Exercise: Sift the listing for lines that hold the string "letter" and pull them out.
☆ ☆ ☆
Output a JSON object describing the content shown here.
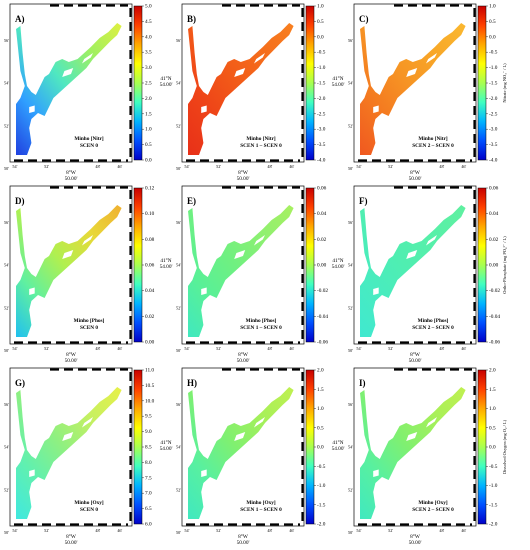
{
  "figure": {
    "axis_labels": {
      "y_tick_labels": [
        "56'",
        "54'",
        "52'",
        "50'"
      ],
      "x_tick_labels": [
        "54'",
        "52'",
        "48'",
        "46'"
      ],
      "lat_deg": "41°N",
      "lat_min": "54.00'",
      "lon_deg": "8°W",
      "lon_min": "50.00'"
    },
    "rows": [
      {
        "cbar": {
          "left": {
            "colors": [
              "#0000c8",
              "#0050ff",
              "#00b4ff",
              "#40ffc0",
              "#a8ff50",
              "#ffff00",
              "#ffa800",
              "#ff4000",
              "#c80000"
            ],
            "ticks": [
              "0.0",
              "0.5",
              "1.0",
              "1.5",
              "2.0",
              "2.5",
              "3.0",
              "3.5",
              "4.0",
              "4.5",
              "5.0"
            ]
          },
          "right": {
            "colors": [
              "#0000c8",
              "#0050ff",
              "#00b4ff",
              "#40ffc0",
              "#a8ff50",
              "#ffff00",
              "#ffa800",
              "#ff4000",
              "#c80000"
            ],
            "ticks": [
              "-4.0",
              "-3.5",
              "-3.0",
              "-2.5",
              "-2.0",
              "-1.5",
              "-1.0",
              "-0.5",
              "0.0",
              "0.5",
              "1.0"
            ],
            "unit_label": "Nitrate (mg NO₃⁻ / L)"
          }
        },
        "panels": [
          {
            "letter": "A)",
            "title1": "Minho [Nitr]",
            "title2": "SCEN 0",
            "colors": [
              "#2040e0",
              "#30a0ff",
              "#50e8c0",
              "#a0f060",
              "#e0f040"
            ]
          },
          {
            "letter": "B)",
            "title1": "Minho [Nitr]",
            "title2": "SCEN 1 – SCEN 0",
            "colors": [
              "#e83018",
              "#ee4218",
              "#f25a18",
              "#f56e1c",
              "#f88020"
            ]
          },
          {
            "letter": "C)",
            "title1": "Minho [Nitr]",
            "title2": "SCEN 2 – SCEN 0",
            "colors": [
              "#f05820",
              "#f47820",
              "#f69424",
              "#f8a828",
              "#fab830"
            ]
          }
        ]
      },
      {
        "cbar": {
          "left": {
            "colors": [
              "#0000c8",
              "#0050ff",
              "#00b4ff",
              "#40ffc0",
              "#a8ff50",
              "#ffff00",
              "#ffa800",
              "#ff4000",
              "#c80000"
            ],
            "ticks": [
              "0.00",
              "0.02",
              "0.04",
              "0.06",
              "0.08",
              "0.10",
              "0.12"
            ]
          },
          "right": {
            "colors": [
              "#0000c8",
              "#0050ff",
              "#00b4ff",
              "#40ffc0",
              "#a8ff50",
              "#ffff00",
              "#ffa800",
              "#ff4000",
              "#c80000"
            ],
            "ticks": [
              "-0.06",
              "-0.04",
              "-0.02",
              "0.00",
              "0.02",
              "0.04",
              "0.06"
            ],
            "unit_label": "Ortho-Phosphate (mg PO₄³⁻ / L)"
          }
        },
        "panels": [
          {
            "letter": "D)",
            "title1": "Minho [Phos]",
            "title2": "SCEN 0",
            "colors": [
              "#20c0f0",
              "#60f0a0",
              "#b0f050",
              "#e8d838",
              "#f0b030"
            ]
          },
          {
            "letter": "E)",
            "title1": "Minho [Phos]",
            "title2": "SCEN 1 – SCEN 0",
            "colors": [
              "#40e8c0",
              "#58f098",
              "#70f080",
              "#90f070",
              "#a8f060"
            ]
          },
          {
            "letter": "F)",
            "title1": "Minho [Phos]",
            "title2": "SCEN 2 – SCEN 0",
            "colors": [
              "#40e8d0",
              "#48ecc0",
              "#50eeb0",
              "#58f0a8",
              "#60f0a0"
            ]
          }
        ]
      },
      {
        "cbar": {
          "left": {
            "colors": [
              "#0000c8",
              "#0050ff",
              "#00b4ff",
              "#40ffc0",
              "#a8ff50",
              "#ffff00",
              "#ffa800",
              "#ff4000",
              "#c80000"
            ],
            "ticks": [
              "6.0",
              "6.5",
              "7.0",
              "7.5",
              "8.0",
              "8.5",
              "9.0",
              "9.5",
              "10.0",
              "10.5",
              "11.0"
            ]
          },
          "right": {
            "colors": [
              "#0000c8",
              "#0050ff",
              "#00b4ff",
              "#40ffc0",
              "#a8ff50",
              "#ffff00",
              "#ffa800",
              "#ff4000",
              "#c80000"
            ],
            "ticks": [
              "-2.0",
              "-1.5",
              "-1.0",
              "-0.5",
              "0.0",
              "0.5",
              "1.0",
              "1.5",
              "2.0"
            ],
            "unit_label": "Dissolved Oxygen (mg O₂ / L)"
          }
        },
        "panels": [
          {
            "letter": "G)",
            "title1": "Minho [Oxy]",
            "title2": "SCEN 0",
            "colors": [
              "#40e8e0",
              "#60f0b0",
              "#90f080",
              "#c8f060",
              "#e8f048"
            ]
          },
          {
            "letter": "H)",
            "title1": "Minho [Oxy]",
            "title2": "SCEN 1 – SCEN 0",
            "colors": [
              "#40e8c0",
              "#58f0a0",
              "#80f070",
              "#a8f058",
              "#c0f050"
            ]
          },
          {
            "letter": "I)",
            "title1": "Minho [Oxy]",
            "title2": "SCEN 2 – SCEN 0",
            "colors": [
              "#40e8c0",
              "#58f0a0",
              "#80f070",
              "#a8f058",
              "#c0f050"
            ]
          }
        ]
      }
    ]
  }
}
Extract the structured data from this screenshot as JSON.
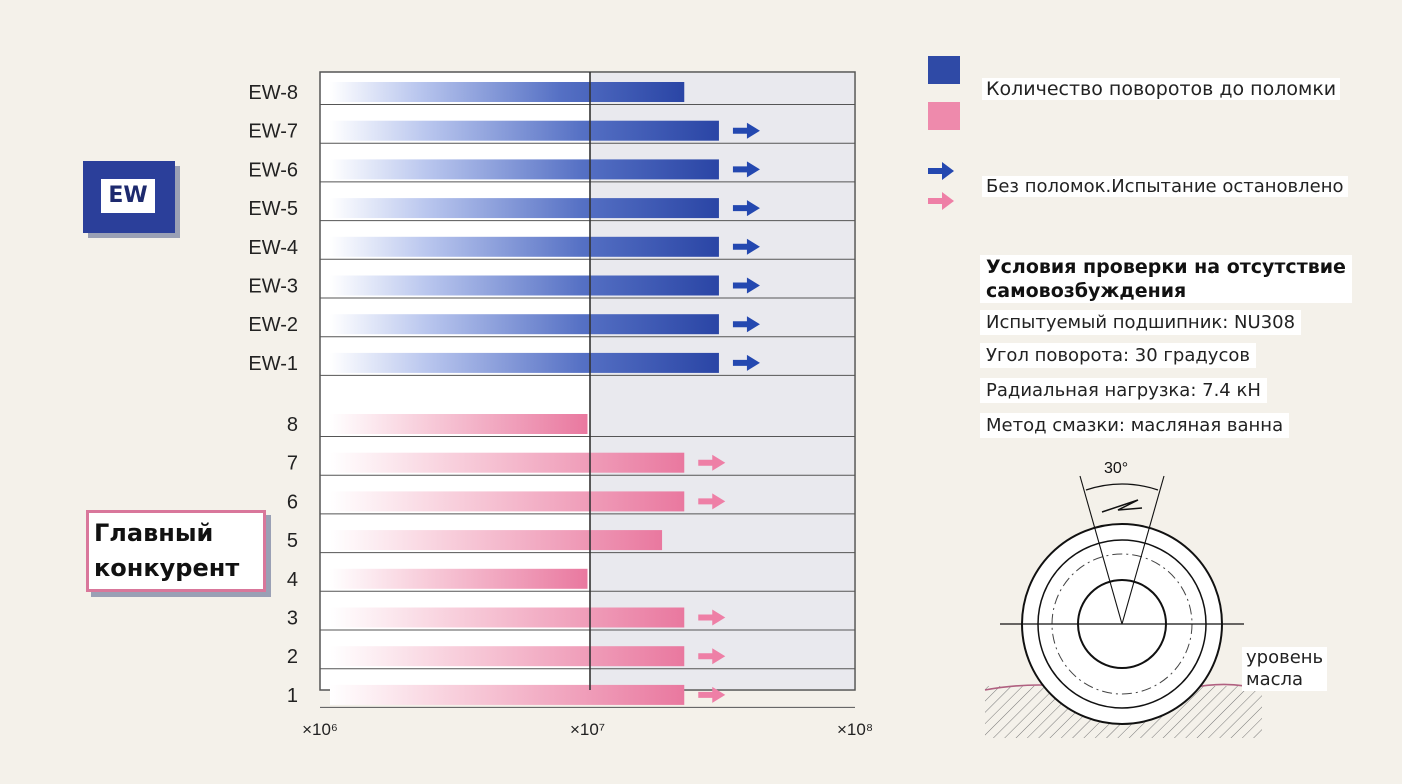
☆ ☆ ☆
Solution:
            "letter": "A)",
            "letter": "B)",
            "letter": "C)",
            "letter": "D)",
            "letter": "E)",
            "letter": "F)",
            "letter": "G)",
            "letter": "H)",
            "letter": "I)",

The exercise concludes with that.